» Exercise aim:
Return the listing below in full, with every line exactly as it is.

>> begin

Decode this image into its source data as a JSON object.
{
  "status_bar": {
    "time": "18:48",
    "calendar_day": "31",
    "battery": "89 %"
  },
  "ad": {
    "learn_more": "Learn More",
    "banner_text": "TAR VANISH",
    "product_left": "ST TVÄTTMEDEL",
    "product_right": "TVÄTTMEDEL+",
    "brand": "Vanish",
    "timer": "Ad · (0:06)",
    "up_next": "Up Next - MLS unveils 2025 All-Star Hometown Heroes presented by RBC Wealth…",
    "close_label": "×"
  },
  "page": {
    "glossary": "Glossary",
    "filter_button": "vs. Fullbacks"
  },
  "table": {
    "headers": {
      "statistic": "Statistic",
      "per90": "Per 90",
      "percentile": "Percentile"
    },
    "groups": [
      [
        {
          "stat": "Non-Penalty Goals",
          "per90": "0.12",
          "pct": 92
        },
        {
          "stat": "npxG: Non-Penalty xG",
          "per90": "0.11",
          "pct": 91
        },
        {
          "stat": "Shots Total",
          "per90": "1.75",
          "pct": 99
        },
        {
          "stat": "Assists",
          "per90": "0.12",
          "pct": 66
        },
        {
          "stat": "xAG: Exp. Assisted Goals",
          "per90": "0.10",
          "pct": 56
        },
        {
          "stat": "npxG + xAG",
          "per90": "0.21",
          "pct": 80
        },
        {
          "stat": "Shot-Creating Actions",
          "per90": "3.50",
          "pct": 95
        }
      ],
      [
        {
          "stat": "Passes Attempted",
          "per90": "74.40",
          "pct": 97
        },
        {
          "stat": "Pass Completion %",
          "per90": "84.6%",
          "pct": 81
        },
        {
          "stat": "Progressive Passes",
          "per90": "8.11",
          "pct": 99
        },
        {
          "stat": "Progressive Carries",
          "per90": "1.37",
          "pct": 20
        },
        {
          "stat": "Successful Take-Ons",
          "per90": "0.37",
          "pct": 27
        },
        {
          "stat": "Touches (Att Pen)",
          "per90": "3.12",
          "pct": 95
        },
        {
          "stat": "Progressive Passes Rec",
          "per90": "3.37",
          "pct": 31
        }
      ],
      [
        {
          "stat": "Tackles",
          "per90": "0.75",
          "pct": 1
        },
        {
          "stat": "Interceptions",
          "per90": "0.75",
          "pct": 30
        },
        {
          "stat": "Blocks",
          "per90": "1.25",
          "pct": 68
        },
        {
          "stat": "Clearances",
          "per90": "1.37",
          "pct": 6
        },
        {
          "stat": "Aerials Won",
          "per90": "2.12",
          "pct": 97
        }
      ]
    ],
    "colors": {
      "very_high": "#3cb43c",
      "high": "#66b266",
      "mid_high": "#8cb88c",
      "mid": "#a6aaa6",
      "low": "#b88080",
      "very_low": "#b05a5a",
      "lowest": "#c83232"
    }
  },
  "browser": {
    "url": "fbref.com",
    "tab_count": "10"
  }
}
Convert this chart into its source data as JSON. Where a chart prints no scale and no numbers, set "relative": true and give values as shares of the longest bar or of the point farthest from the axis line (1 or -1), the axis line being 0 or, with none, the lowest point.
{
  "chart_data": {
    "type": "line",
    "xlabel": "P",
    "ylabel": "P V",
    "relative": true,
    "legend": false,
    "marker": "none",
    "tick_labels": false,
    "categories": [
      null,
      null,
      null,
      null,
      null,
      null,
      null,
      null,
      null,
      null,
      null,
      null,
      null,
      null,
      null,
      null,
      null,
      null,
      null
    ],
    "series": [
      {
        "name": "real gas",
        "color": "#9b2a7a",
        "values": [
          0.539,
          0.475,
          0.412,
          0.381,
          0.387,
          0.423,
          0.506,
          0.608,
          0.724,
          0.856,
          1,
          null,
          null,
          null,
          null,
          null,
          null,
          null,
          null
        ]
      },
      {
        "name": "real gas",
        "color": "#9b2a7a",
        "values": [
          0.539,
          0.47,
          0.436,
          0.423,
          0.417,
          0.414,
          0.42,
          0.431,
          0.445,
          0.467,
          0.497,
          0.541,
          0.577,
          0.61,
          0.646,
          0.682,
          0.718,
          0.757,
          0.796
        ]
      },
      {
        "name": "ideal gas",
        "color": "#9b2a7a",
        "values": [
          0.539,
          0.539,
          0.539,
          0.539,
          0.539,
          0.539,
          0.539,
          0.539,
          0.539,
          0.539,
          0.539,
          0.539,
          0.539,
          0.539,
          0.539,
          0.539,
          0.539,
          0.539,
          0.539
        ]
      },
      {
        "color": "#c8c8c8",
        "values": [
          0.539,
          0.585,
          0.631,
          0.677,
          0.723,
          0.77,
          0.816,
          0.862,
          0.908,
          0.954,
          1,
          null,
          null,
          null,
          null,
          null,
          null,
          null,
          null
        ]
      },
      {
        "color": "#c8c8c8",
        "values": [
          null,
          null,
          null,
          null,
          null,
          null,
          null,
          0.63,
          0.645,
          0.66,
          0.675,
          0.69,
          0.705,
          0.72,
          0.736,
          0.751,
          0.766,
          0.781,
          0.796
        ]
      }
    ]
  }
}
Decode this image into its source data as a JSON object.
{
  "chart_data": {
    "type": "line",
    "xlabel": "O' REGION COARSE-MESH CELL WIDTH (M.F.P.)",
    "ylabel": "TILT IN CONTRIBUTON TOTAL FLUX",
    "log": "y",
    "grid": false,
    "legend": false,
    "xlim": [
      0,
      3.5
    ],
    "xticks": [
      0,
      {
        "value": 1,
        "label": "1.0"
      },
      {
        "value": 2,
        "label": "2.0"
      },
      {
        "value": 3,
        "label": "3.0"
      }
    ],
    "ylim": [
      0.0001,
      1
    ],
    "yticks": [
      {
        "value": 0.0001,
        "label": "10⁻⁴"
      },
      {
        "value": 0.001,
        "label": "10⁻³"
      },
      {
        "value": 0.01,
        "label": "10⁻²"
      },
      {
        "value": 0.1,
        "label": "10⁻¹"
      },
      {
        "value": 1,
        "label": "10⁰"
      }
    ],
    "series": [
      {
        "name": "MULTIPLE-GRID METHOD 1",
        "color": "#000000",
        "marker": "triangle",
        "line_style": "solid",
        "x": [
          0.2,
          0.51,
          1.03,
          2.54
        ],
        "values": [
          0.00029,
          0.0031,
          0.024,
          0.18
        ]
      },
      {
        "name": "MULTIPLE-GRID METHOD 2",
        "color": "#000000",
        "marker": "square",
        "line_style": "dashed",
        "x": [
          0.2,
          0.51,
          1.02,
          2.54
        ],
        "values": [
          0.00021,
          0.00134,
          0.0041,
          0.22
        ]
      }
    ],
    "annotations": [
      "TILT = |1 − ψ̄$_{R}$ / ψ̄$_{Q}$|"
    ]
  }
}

>> end

» Output:
Decode this image into its source data as a JSON object.
{
  "status_bar": {
    "time": "18:48",
    "calendar_day": "31",
    "battery": "89 %"
  },
  "ad": {
    "learn_more": "Learn More",
    "banner_text": "TAR VANISH",
    "product_left": "ST TVÄTTMEDEL",
    "product_right": "TVÄTTMEDEL+",
    "brand": "Vanish",
    "timer": "Ad · (0:06)",
    "up_next": "Up Next - MLS unveils 2025 All-Star Hometown Heroes presented by RBC Wealth…",
    "close_label": "×"
  },
  "page": {
    "glossary": "Glossary",
    "filter_button": "vs. Fullbacks"
  },
  "table": {
    "headers": {
      "statistic": "Statistic",
      "per90": "Per 90",
      "percentile": "Percentile"
    },
    "groups": [
      [
        {
          "stat": "Non-Penalty Goals",
          "per90": "0.12",
          "pct": 92
        },
        {
          "stat": "npxG: Non-Penalty xG",
          "per90": "0.11",
          "pct": 91
        },
        {
          "stat": "Shots Total",
          "per90": "1.75",
          "pct": 99
        },
        {
          "stat": "Assists",
          "per90": "0.12",
          "pct": 66
        },
        {
          "stat": "xAG: Exp. Assisted Goals",
          "per90": "0.10",
          "pct": 56
        },
        {
          "stat": "npxG + xAG",
          "per90": "0.21",
          "pct": 80
        },
        {
          "stat": "Shot-Creating Actions",
          "per90": "3.50",
          "pct": 95
        }
      ],
      [
        {
          "stat": "Passes Attempted",
          "per90": "74.40",
          "pct": 97
        },
        {
          "stat": "Pass Completion %",
          "per90": "84.6%",
          "pct": 81
        },
        {
          "stat": "Progressive Passes",
          "per90": "8.11",
          "pct": 99
        },
        {
          "stat": "Progressive Carries",
          "per90": "1.37",
          "pct": 20
        },
        {
          "stat": "Successful Take-Ons",
          "per90": "0.37",
          "pct": 27
        },
        {
          "stat": "Touches (Att Pen)",
          "per90": "3.12",
          "pct": 95
        },
        {
          "stat": "Progressive Passes Rec",
          "per90": "3.37",
          "pct": 31
        }
      ],
      [
        {
          "stat": "Tackles",
          "per90": "0.75",
          "pct": 1
        },
        {
          "stat": "Interceptions",
          "per90": "0.75",
          "pct": 30
        },
        {
          "stat": "Blocks",
          "per90": "1.25",
          "pct": 68
        },
        {
          "stat": "Clearances",
          "per90": "1.37",
          "pct": 6
        },
        {
          "stat": "Aerials Won",
          "per90": "2.12",
          "pct": 97
        }
      ]
    ],
    "colors": {
      "very_high": "#3cb43c",
      "high": "#66b266",
      "mid_high": "#8cb88c",
      "mid": "#a6aaa6",
      "low": "#b88080",
      "very_low": "#b05a5a",
      "lowest": "#c83232"
    }
  },
  "browser": {
    "url": "fbref.com",
    "tab_count": "10"
  }
}
Convert this chart into its source data as JSON. Where a chart prints no scale and no numbers, set "relative": true and give values as shares of the longest bar or of the point farthest from the axis line (1 or -1), the axis line being 0 or, with none, the lowest point.
{
  "chart_data": {
    "type": "line",
    "xlabel": "P",
    "ylabel": "P V",
    "relative": true,
    "legend": false,
    "marker": "none",
    "tick_labels": false,
    "categories": [
      null,
      null,
      null,
      null,
      null,
      null,
      null,
      null,
      null,
      null,
      null,
      null,
      null,
      null,
      null,
      null,
      null,
      null,
      null
    ],
    "series": [
      {
        "name": "real gas",
        "color": "#9b2a7a",
        "values": [
          0.539,
          0.475,
          0.412,
          0.381,
          0.387,
          0.423,
          0.506,
          0.608,
          0.724,
          0.856,
          1,
          null,
          null,
          null,
          null,
          null,
          null,
          null,
          null
        ]
      },
      {
        "name": "real gas",
        "color": "#9b2a7a",
        "values": [
          0.539,
          0.47,
          0.436,
          0.423,
          0.417,
          0.414,
          0.42,
          0.431,
          0.445,
          0.467,
          0.497,
          0.541,
          0.577,
          0.61,
          0.646,
          0.682,
          0.718,
          0.757,
          0.796
        ]
      },
      {
        "name": "ideal gas",
        "color": "#9b2a7a",
        "values": [
          0.539,
          0.539,
          0.539,
          0.539,
          0.539,
          0.539,
          0.539,
          0.539,
          0.539,
          0.539,
          0.539,
          0.539,
          0.539,
          0.539,
          0.539,
          0.539,
          0.539,
          0.539,
          0.539
        ]
      },
      {
        "color": "#c8c8c8",
        "values": [
          0.539,
          0.585,
          0.631,
          0.677,
          0.723,
          0.77,
          0.816,
          0.862,
          0.908,
          0.954,
          1,
          null,
          null,
          null,
          null,
          null,
          null,
          null,
          null
        ]
      },
      {
        "color": "#c8c8c8",
        "values": [
          null,
          null,
          null,
          null,
          null,
          null,
          null,
          0.63,
          0.645,
          0.66,
          0.675,
          0.69,
          0.705,
          0.72,
          0.736,
          0.751,
          0.766,
          0.781,
          0.796
        ]
      }
    ]
  }
}
Decode this image into its source data as a JSON object.
{
  "chart_data": {
    "type": "line",
    "xlabel": "O' REGION COARSE-MESH CELL WIDTH (M.F.P.)",
    "ylabel": "TILT IN CONTRIBUTON TOTAL FLUX",
    "log": "y",
    "grid": false,
    "legend": false,
    "xlim": [
      0,
      3.5
    ],
    "xticks": [
      0,
      {
        "value": 1,
        "label": "1.0"
      },
      {
        "value": 2,
        "label": "2.0"
      },
      {
        "value": 3,
        "label": "3.0"
      }
    ],
    "ylim": [
      0.0001,
      1
    ],
    "yticks": [
      {
        "value": 0.0001,
        "label": "10⁻⁴"
      },
      {
        "value": 0.001,
        "label": "10⁻³"
      },
      {
        "value": 0.01,
        "label": "10⁻²"
      },
      {
        "value": 0.1,
        "label": "10⁻¹"
      },
      {
        "value": 1,
        "label": "10⁰"
      }
    ],
    "series": [
      {
        "name": "MULTIPLE-GRID METHOD 1",
        "color": "#000000",
        "marker": "triangle",
        "line_style": "solid",
        "x": [
          0.2,
          0.51,
          1.03,
          2.54
        ],
        "values": [
          0.00029,
          0.0031,
          0.024,
          0.18
        ]
      },
      {
        "name": "MULTIPLE-GRID METHOD 2",
        "color": "#000000",
        "marker": "square",
        "line_style": "dashed",
        "x": [
          0.2,
          0.51,
          1.02,
          2.54
        ],
        "values": [
          0.00021,
          0.00134,
          0.0041,
          0.22
        ]
      }
    ],
    "annotations": [
      "TILT = |1 − ψ̄$_{R}$ / ψ̄$_{Q}$|"
    ]
  }
}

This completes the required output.